(Items from a dataset)
+-------+
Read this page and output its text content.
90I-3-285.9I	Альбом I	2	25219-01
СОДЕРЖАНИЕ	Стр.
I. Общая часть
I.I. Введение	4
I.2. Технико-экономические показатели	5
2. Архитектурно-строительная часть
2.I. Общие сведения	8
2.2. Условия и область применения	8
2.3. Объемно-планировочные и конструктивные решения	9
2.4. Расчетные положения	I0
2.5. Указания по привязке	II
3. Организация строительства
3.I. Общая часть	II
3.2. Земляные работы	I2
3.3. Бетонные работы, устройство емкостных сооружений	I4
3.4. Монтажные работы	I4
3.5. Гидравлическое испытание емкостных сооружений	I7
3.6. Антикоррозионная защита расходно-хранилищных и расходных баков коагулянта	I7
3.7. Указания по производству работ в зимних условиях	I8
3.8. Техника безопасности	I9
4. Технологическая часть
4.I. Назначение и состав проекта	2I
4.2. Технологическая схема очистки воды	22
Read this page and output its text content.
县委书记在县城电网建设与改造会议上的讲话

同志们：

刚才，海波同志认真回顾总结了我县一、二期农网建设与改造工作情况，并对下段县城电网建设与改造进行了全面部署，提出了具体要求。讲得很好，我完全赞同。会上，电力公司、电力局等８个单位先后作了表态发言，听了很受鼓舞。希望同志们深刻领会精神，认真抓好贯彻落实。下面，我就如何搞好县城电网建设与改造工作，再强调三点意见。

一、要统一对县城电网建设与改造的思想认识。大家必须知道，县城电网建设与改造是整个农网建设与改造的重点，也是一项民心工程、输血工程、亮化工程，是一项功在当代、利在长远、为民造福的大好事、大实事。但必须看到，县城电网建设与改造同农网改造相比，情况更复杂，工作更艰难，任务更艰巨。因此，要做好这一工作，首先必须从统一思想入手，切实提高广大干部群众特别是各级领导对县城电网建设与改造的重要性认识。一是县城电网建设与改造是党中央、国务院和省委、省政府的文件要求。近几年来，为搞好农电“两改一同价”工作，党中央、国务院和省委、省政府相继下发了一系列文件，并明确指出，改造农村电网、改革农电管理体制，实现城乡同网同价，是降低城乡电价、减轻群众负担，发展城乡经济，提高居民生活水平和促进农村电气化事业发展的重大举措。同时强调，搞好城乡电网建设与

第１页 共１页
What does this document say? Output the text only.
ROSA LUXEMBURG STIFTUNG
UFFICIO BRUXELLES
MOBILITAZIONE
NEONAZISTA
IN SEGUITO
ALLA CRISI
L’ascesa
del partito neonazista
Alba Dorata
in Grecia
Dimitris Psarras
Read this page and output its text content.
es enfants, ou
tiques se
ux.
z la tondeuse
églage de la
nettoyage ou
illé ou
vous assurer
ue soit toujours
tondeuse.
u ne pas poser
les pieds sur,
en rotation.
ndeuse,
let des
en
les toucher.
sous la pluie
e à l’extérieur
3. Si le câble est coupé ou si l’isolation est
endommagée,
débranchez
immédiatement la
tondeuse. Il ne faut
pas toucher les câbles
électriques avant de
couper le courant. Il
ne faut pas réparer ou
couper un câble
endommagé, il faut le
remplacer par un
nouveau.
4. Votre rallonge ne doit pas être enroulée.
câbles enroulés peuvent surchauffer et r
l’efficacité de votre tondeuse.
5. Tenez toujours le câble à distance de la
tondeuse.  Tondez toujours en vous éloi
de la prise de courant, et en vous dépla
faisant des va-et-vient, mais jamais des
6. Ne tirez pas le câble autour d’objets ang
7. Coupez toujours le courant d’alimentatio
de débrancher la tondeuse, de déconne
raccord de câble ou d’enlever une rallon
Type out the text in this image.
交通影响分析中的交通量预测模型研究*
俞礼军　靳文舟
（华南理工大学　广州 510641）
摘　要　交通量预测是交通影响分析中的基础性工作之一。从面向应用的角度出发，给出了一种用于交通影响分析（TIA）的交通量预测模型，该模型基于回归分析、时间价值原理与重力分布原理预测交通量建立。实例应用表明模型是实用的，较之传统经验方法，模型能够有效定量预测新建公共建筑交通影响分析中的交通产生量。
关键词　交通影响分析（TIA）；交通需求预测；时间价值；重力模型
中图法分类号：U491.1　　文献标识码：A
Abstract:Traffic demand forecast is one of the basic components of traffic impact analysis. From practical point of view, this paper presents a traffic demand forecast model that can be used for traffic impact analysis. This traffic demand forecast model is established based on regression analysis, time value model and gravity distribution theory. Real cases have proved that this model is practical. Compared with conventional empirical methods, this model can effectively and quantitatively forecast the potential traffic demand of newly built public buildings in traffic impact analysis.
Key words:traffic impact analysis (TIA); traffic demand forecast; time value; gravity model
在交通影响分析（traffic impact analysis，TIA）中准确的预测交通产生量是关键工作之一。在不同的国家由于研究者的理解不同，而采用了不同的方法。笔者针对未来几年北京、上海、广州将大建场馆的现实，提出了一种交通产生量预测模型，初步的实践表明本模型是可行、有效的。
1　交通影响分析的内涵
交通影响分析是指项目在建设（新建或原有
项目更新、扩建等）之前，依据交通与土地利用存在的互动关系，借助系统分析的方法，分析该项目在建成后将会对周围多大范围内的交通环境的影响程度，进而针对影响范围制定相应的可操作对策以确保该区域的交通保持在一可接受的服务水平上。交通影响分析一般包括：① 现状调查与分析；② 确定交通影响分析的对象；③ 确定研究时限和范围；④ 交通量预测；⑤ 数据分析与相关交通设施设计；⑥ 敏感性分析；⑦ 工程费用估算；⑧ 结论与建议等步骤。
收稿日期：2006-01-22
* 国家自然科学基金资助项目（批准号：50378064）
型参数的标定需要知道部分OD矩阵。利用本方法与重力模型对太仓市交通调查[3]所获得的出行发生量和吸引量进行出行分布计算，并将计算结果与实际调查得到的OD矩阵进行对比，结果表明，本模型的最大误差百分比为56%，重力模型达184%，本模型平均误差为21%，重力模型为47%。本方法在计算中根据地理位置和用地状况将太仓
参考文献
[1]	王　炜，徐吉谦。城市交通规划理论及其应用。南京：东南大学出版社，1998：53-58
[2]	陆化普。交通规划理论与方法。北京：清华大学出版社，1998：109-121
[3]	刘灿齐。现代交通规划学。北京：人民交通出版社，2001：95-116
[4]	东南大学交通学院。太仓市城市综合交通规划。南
+-------+
**To be done**
Find every line of the data that holds the string "vous", then say how many there are and nothing else.

**Reply**
3